Material for this task:
##########
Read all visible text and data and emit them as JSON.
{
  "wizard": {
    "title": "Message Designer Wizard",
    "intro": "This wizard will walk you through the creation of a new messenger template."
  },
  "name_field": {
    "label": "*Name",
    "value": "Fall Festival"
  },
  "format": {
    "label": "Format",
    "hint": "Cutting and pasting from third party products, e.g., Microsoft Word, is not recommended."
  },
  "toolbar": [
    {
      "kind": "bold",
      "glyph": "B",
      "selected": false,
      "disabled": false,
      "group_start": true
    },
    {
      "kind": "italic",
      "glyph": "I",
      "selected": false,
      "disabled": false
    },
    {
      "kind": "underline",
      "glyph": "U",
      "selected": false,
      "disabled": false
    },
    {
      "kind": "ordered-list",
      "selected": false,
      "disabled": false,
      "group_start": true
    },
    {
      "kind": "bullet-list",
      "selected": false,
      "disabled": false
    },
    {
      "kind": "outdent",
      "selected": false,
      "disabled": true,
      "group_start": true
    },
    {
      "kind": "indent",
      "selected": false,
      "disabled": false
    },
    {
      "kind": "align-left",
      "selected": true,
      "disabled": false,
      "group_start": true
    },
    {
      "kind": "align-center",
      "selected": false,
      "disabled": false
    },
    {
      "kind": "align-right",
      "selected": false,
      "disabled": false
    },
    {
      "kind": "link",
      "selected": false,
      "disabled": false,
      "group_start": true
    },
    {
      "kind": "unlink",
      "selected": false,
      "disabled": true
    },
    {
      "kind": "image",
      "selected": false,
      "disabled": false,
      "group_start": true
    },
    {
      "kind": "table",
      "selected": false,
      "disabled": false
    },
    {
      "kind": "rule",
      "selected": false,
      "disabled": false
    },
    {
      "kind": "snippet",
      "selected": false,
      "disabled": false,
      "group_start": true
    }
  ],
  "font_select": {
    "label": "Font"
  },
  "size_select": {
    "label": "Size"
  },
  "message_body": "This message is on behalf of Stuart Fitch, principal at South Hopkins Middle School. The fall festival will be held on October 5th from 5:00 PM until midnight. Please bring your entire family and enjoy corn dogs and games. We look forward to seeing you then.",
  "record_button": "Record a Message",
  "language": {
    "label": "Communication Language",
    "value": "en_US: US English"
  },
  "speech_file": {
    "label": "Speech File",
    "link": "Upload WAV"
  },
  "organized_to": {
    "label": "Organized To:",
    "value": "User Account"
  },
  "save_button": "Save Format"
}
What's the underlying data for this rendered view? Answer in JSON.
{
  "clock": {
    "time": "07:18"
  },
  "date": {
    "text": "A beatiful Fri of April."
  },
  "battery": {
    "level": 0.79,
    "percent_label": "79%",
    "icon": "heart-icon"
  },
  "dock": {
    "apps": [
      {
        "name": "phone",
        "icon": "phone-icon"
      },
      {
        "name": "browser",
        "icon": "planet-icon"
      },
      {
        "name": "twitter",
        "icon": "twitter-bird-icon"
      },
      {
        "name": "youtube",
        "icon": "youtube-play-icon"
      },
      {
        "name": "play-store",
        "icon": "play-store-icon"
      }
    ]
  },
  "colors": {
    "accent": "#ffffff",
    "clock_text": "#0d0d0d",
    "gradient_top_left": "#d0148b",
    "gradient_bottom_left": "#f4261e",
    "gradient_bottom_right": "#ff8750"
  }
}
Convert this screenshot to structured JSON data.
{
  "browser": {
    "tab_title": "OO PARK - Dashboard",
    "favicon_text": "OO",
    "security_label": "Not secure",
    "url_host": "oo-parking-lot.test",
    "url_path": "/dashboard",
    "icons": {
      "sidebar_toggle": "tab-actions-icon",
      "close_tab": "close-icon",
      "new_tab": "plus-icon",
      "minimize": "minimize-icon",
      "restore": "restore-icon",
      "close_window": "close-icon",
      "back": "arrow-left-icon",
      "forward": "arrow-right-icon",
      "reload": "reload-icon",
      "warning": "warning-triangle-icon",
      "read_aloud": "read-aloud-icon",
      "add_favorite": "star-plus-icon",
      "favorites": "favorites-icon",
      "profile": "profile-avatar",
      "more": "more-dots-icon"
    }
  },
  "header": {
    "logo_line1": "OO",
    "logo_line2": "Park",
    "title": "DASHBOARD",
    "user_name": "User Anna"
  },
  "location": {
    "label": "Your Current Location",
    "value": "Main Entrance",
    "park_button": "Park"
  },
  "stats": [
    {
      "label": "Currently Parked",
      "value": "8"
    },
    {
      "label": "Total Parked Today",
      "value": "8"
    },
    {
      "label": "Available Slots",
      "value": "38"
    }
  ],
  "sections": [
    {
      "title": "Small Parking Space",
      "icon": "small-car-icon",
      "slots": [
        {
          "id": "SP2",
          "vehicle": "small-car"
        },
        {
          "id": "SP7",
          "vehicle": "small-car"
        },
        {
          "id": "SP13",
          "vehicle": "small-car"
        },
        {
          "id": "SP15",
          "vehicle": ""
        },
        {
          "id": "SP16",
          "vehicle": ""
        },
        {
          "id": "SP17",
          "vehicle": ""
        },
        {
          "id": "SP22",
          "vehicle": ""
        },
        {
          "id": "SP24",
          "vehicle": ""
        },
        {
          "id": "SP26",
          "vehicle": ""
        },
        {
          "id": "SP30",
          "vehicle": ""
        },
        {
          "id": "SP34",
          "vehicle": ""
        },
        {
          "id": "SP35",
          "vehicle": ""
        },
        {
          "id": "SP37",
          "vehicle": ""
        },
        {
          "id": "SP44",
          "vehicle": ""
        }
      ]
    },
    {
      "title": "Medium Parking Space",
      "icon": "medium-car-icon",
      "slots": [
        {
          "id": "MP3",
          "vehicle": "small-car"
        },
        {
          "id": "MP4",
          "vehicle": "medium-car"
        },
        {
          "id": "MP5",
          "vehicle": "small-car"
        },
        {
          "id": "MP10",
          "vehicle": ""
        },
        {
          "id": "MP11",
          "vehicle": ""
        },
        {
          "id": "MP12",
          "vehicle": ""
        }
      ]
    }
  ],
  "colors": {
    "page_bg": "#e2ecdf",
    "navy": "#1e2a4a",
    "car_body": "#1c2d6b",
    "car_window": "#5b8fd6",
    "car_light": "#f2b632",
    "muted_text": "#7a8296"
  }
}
##########
Exercise goal: Lines that hold "plus" are the ones to copy; find all of them.

Solution to this problem:
      "new_tab": "plus-icon",
      "add_favorite": "star-plus-icon",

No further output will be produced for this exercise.